* WORK TO DO
Write out the complete material exactly as it stands.

* RECORDS TO USE
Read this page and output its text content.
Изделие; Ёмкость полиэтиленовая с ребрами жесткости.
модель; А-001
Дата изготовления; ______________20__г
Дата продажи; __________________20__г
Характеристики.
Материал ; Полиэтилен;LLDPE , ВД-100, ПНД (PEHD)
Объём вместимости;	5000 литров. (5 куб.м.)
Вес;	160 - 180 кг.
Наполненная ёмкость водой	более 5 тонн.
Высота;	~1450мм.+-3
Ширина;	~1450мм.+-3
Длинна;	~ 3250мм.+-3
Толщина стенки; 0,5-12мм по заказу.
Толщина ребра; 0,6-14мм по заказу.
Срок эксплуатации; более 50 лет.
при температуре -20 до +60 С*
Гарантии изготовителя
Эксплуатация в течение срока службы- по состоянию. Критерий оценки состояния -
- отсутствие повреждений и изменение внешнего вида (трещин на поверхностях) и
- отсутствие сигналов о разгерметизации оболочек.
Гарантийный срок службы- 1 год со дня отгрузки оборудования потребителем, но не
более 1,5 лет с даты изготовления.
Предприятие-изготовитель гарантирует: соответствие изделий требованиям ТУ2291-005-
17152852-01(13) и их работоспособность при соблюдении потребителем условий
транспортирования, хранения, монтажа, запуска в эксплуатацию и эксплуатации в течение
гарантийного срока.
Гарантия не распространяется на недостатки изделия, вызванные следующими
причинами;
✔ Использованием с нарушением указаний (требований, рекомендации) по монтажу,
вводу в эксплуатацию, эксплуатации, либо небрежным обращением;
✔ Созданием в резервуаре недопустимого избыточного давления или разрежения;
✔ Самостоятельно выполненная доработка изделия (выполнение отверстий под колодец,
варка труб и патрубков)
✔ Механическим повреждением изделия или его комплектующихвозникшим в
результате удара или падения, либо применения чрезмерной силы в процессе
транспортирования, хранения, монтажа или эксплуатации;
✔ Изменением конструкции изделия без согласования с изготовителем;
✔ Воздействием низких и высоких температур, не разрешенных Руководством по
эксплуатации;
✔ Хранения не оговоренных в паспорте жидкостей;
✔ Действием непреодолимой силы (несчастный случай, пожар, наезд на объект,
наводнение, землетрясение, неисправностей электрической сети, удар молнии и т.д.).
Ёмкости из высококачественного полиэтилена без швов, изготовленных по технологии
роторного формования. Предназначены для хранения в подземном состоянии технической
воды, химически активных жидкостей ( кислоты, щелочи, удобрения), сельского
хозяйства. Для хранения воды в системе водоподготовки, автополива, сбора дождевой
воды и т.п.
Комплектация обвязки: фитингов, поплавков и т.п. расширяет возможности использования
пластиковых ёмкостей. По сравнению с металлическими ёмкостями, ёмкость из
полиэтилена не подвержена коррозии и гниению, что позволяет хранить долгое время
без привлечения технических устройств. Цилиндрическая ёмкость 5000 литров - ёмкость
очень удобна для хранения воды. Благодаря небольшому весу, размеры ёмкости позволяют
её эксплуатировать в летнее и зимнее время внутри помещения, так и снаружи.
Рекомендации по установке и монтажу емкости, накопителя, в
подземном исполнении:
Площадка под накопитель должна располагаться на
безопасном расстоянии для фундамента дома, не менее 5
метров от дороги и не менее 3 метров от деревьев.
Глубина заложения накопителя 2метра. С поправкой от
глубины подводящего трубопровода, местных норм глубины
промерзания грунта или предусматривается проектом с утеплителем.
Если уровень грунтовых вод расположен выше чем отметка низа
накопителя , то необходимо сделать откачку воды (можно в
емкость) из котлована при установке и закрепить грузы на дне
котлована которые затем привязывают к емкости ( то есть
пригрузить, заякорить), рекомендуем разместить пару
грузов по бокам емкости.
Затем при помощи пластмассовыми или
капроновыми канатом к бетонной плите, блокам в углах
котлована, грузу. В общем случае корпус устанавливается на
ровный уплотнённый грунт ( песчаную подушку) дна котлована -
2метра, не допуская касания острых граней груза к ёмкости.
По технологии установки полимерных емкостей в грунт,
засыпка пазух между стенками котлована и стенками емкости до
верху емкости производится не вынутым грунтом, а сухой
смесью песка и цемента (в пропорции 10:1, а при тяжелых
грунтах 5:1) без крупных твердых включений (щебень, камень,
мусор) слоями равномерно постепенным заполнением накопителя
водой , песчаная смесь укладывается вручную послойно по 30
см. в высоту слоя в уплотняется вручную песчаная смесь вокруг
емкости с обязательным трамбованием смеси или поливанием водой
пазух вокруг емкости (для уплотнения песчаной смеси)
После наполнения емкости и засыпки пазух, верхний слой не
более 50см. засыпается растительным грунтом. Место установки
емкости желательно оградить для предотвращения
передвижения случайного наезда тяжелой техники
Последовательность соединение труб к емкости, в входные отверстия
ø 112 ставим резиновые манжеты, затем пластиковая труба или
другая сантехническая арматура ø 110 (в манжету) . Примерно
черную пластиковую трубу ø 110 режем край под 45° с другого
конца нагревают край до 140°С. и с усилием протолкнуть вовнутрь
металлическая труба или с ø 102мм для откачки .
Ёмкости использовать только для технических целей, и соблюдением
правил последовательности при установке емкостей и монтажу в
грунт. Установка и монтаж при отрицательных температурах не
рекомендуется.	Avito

* ANSWER BELOW
Read this page and output its text content.
Изделие; Ёмкость полиэтиленовая с ребрами жесткости.
модель; А-001
Дата изготовления; ______________20__г
Дата продажи; __________________20__г
Характеристики.
Материал ; Полиэтилен;LLDPE , ВД-100, ПНД (PEHD)
Объём вместимости;	5000 литров. (5 куб.м.)
Вес;	160 - 180 кг.
Наполненная ёмкость водой	более 5 тонн.
Высота;	~1450мм.+-3
Ширина;	~1450мм.+-3
Длинна;	~ 3250мм.+-3
Толщина стенки; 0,5-12мм по заказу.
Толщина ребра; 0,6-14мм по заказу.
Срок эксплуатации; более 50 лет.
при температуре -20 до +60 С*
Гарантии изготовителя
Эксплуатация в течение срока службы- по состоянию. Критерий оценки состояния -
- отсутствие повреждений и изменение внешнего вида (трещин на поверхностях) и
- отсутствие сигналов о разгерметизации оболочек.
Гарантийный срок службы- 1 год со дня отгрузки оборудования потребителем, но не
более 1,5 лет с даты изготовления.
Предприятие-изготовитель гарантирует: соответствие изделий требованиям ТУ2291-005-
17152852-01(13) и их работоспособность при соблюдении потребителем условий
транспортирования, хранения, монтажа, запуска в эксплуатацию и эксплуатации в течение
гарантийного срока.
Гарантия не распространяется на недостатки изделия, вызванные следующими
причинами;
✔ Использованием с нарушением указаний (требований, рекомендации) по монтажу,
вводу в эксплуатацию, эксплуатации, либо небрежным обращением;
✔ Созданием в резервуаре недопустимого избыточного давления или разрежения;
✔ Самостоятельно выполненная доработка изделия (выполнение отверстий под колодец,
варка труб и патрубков)
✔ Механическим повреждением изделия или его комплектующихвозникшим в
результате удара или падения, либо применения чрезмерной силы в процессе
транспортирования, хранения, монтажа или эксплуатации;
✔ Изменением конструкции изделия без согласования с изготовителем;
✔ Воздействием низких и высоких температур, не разрешенных Руководством по
эксплуатации;
✔ Хранения не оговоренных в паспорте жидкостей;
✔ Действием непреодолимой силы (несчастный случай, пожар, наезд на объект,
наводнение, землетрясение, неисправностей электрической сети, удар молнии и т.д.).
Ёмкости из высококачественного полиэтилена без швов, изготовленных по технологии
роторного формования. Предназначены для хранения в подземном состоянии технической
воды, химически активных жидкостей ( кислоты, щелочи, удобрения), сельского
хозяйства. Для хранения воды в системе водоподготовки, автополива, сбора дождевой
воды и т.п.
Комплектация обвязки: фитингов, поплавков и т.п. расширяет возможности использования
пластиковых ёмкостей. По сравнению с металлическими ёмкостями, ёмкость из
полиэтилена не подвержена коррозии и гниению, что позволяет хранить долгое время
без привлечения технических устройств. Цилиндрическая ёмкость 5000 литров - ёмкость
очень удобна для хранения воды. Благодаря небольшому весу, размеры ёмкости позволяют
её эксплуатировать в летнее и зимнее время внутри помещения, так и снаружи.
Рекомендации по установке и монтажу емкости, накопителя, в
подземном исполнении:
Площадка под накопитель должна располагаться на
безопасном расстоянии для фундамента дома, не менее 5
метров от дороги и не менее 3 метров от деревьев.
Глубина заложения накопителя 2метра. С поправкой от
глубины подводящего трубопровода, местных норм глубины
промерзания грунта или предусматривается проектом с утеплителем.
Если уровень грунтовых вод расположен выше чем отметка низа
накопителя , то необходимо сделать откачку воды (можно в
емкость) из котлована при установке и закрепить грузы на дне
котлована которые затем привязывают к емкости ( то есть
пригрузить, заякорить), рекомендуем разместить пару
грузов по бокам емкости.
Затем при помощи пластмассовыми или
капроновыми канатом к бетонной плите, блокам в углах
котлована, грузу. В общем случае корпус устанавливается на
ровный уплотнённый грунт ( песчаную подушку) дна котлована -
2метра, не допуская касания острых граней груза к ёмкости.
По технологии установки полимерных емкостей в грунт,
засыпка пазух между стенками котлована и стенками емкости до
верху емкости производится не вынутым грунтом, а сухой
смесью песка и цемента (в пропорции 10:1, а при тяжелых
грунтах 5:1) без крупных твердых включений (щебень, камень,
мусор) слоями равномерно постепенным заполнением накопителя
водой , песчаная смесь укладывается вручную послойно по 30
см. в высоту слоя в уплотняется вручную песчаная смесь вокруг
емкости с обязательным трамбованием смеси или поливанием водой
пазух вокруг емкости (для уплотнения песчаной смеси)
После наполнения емкости и засыпки пазух, верхний слой не
более 50см. засыпается растительным грунтом. Место установки
емкости желательно оградить для предотвращения
передвижения случайного наезда тяжелой техники
Последовательность соединение труб к емкости, в входные отверстия
ø 112 ставим резиновые манжеты, затем пластиковая труба или
другая сантехническая арматура ø 110 (в манжету) . Примерно
черную пластиковую трубу ø 110 режем край под 45° с другого
конца нагревают край до 140°С. и с усилием протолкнуть вовнутрь
металлическая труба или с ø 102мм для откачки .
Ёмкости использовать только для технических целей, и соблюдением
правил последовательности при установке емкостей и монтажу в
грунт. Установка и монтаж при отрицательных температурах не
рекомендуется.	Avito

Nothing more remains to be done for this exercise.